Dataset excerpt
[BEGIN]

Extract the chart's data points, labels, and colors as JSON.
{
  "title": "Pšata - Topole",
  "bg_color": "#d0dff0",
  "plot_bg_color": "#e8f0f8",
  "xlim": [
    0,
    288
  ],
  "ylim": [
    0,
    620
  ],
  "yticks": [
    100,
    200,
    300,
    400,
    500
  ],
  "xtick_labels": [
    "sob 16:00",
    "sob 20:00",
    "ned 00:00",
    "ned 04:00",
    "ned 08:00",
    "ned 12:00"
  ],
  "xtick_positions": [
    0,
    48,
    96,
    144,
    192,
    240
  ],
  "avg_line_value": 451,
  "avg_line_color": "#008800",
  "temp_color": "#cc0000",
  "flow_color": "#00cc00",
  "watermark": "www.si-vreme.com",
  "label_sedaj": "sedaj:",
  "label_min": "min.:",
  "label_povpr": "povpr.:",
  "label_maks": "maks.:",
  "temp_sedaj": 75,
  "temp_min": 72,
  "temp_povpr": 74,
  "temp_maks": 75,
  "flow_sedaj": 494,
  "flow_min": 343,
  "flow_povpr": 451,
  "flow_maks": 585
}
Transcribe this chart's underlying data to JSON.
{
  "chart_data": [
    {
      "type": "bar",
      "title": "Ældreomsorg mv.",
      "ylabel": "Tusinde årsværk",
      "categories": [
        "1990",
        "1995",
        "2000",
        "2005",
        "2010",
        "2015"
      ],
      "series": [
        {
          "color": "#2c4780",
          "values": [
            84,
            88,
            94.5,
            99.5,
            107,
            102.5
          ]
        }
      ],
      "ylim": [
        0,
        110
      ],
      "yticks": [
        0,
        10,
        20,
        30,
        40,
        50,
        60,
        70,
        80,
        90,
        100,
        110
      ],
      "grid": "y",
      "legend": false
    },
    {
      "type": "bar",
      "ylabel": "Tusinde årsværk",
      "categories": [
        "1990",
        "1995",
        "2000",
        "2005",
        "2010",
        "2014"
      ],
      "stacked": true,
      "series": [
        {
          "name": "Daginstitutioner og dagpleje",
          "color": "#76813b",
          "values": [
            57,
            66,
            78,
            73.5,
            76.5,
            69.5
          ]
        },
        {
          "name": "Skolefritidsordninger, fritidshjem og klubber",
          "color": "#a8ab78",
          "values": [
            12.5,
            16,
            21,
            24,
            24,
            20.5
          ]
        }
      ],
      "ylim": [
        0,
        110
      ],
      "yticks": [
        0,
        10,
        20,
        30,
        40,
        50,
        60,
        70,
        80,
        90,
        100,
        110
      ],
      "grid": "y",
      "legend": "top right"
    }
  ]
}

[END]

TASK TO CARRY OUT. Make an exact copy of the records.

SOLUTION FOR THIS EXERCISE.
Extract the chart's data points, labels, and colors as JSON.
{
  "title": "Pšata - Topole",
  "bg_color": "#d0dff0",
  "plot_bg_color": "#e8f0f8",
  "xlim": [
    0,
    288
  ],
  "ylim": [
    0,
    620
  ],
  "yticks": [
    100,
    200,
    300,
    400,
    500
  ],
  "xtick_labels": [
    "sob 16:00",
    "sob 20:00",
    "ned 00:00",
    "ned 04:00",
    "ned 08:00",
    "ned 12:00"
  ],
  "xtick_positions": [
    0,
    48,
    96,
    144,
    192,
    240
  ],
  "avg_line_value": 451,
  "avg_line_color": "#008800",
  "temp_color": "#cc0000",
  "flow_color": "#00cc00",
  "watermark": "www.si-vreme.com",
  "label_sedaj": "sedaj:",
  "label_min": "min.:",
  "label_povpr": "povpr.:",
  "label_maks": "maks.:",
  "temp_sedaj": 75,
  "temp_min": 72,
  "temp_povpr": 74,
  "temp_maks": 75,
  "flow_sedaj": 494,
  "flow_min": 343,
  "flow_povpr": 451,
  "flow_maks": 585
}
Transcribe this chart's underlying data to JSON.
{
  "chart_data": [
    {
      "type": "bar",
      "title": "Ældreomsorg mv.",
      "ylabel": "Tusinde årsværk",
      "categories": [
        "1990",
        "1995",
        "2000",
        "2005",
        "2010",
        "2015"
      ],
      "series": [
        {
          "color": "#2c4780",
          "values": [
            84,
            88,
            94.5,
            99.5,
            107,
            102.5
          ]
        }
      ],
      "ylim": [
        0,
        110
      ],
      "yticks": [
        0,
        10,
        20,
        30,
        40,
        50,
        60,
        70,
        80,
        90,
        100,
        110
      ],
      "grid": "y",
      "legend": false
    },
    {
      "type": "bar",
      "ylabel": "Tusinde årsværk",
      "categories": [
        "1990",
        "1995",
        "2000",
        "2005",
        "2010",
        "2014"
      ],
      "stacked": true,
      "series": [
        {
          "name": "Daginstitutioner og dagpleje",
          "color": "#76813b",
          "values": [
            57,
            66,
            78,
            73.5,
            76.5,
            69.5
          ]
        },
        {
          "name": "Skolefritidsordninger, fritidshjem og klubber",
          "color": "#a8ab78",
          "values": [
            12.5,
            16,
            21,
            24,
            24,
            20.5
          ]
        }
      ],
      "ylim": [
        0,
        110
      ],
      "yticks": [
        0,
        10,
        20,
        30,
        40,
        50,
        60,
        70,
        80,
        90,
        100,
        110
      ],
      "grid": "y",
      "legend": "top right"
    }
  ]
}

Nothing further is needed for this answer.